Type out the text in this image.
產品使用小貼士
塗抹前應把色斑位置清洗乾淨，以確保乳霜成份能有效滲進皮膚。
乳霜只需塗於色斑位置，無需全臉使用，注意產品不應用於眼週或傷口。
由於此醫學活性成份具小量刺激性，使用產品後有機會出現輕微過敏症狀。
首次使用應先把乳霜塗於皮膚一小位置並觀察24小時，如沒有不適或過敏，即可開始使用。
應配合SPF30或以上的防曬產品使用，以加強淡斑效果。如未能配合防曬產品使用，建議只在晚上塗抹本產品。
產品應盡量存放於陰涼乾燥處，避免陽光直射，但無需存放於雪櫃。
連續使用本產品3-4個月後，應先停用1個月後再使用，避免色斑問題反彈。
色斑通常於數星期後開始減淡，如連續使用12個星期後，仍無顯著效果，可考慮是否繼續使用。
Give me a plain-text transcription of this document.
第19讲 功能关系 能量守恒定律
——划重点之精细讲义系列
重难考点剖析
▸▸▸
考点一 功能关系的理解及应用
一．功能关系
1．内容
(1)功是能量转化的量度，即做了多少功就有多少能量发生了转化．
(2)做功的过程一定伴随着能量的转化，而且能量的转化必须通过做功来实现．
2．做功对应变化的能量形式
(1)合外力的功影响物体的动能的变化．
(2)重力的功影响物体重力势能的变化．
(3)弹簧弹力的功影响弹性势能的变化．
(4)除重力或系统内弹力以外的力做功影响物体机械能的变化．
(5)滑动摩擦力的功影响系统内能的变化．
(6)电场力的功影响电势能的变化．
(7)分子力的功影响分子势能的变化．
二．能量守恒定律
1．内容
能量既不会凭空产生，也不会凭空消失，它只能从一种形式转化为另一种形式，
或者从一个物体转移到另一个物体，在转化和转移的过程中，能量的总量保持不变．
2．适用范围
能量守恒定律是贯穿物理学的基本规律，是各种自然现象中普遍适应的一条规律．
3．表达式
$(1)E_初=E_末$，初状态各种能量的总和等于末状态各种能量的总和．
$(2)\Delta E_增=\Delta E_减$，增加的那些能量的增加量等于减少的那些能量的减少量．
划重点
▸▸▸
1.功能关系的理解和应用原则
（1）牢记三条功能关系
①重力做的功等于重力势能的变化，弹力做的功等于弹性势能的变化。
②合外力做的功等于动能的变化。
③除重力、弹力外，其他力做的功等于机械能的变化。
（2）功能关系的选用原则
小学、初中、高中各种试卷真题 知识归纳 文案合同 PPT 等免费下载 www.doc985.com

##########

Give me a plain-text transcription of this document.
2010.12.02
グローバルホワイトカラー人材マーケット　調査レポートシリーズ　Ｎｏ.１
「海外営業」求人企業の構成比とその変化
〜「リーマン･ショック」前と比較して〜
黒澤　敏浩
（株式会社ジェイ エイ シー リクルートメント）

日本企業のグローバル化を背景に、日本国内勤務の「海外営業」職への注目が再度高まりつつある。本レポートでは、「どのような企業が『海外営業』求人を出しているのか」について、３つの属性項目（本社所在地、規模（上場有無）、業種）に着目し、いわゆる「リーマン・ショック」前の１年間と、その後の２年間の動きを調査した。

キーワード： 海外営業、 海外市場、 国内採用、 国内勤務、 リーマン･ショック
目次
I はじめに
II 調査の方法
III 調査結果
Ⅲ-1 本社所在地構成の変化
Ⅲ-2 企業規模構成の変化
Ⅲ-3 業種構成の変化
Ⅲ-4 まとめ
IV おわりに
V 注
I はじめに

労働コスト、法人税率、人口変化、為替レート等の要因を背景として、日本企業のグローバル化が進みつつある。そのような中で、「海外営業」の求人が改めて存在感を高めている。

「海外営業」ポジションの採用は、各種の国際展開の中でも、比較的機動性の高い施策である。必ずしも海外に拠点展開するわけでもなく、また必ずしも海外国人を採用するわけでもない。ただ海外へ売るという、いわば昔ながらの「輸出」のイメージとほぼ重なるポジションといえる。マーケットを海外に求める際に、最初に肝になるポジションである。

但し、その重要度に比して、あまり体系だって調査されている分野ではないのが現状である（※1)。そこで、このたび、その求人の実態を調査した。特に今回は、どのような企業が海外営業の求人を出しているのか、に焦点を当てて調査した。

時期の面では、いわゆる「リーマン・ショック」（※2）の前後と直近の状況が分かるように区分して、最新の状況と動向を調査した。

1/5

##########

Written problem —
List all lines holding the string "リーマン".

Finished task —
〜「リーマン･ショック」前と比較して〜
日本企業のグローバル化を背景に、日本国内勤務の「海外営業」職への注目が再度高まりつつある。本レポートでは、「どのような企業が『海外営業』求人を出しているのか」について、３つの属性項目（本社所在地、規模（上場有無）、業種）に着目し、いわゆる「リーマン・ショック」前の１年間と、その後の２年間の動きを調査した。
キーワード： 海外営業、 海外市場、 国内採用、 国内勤務、 リーマン･ショック
時期の面では、いわゆる「リーマン・ショック」（※2）の前後と直近の状況が分かるように区分して、最新の状況と動向を調査した。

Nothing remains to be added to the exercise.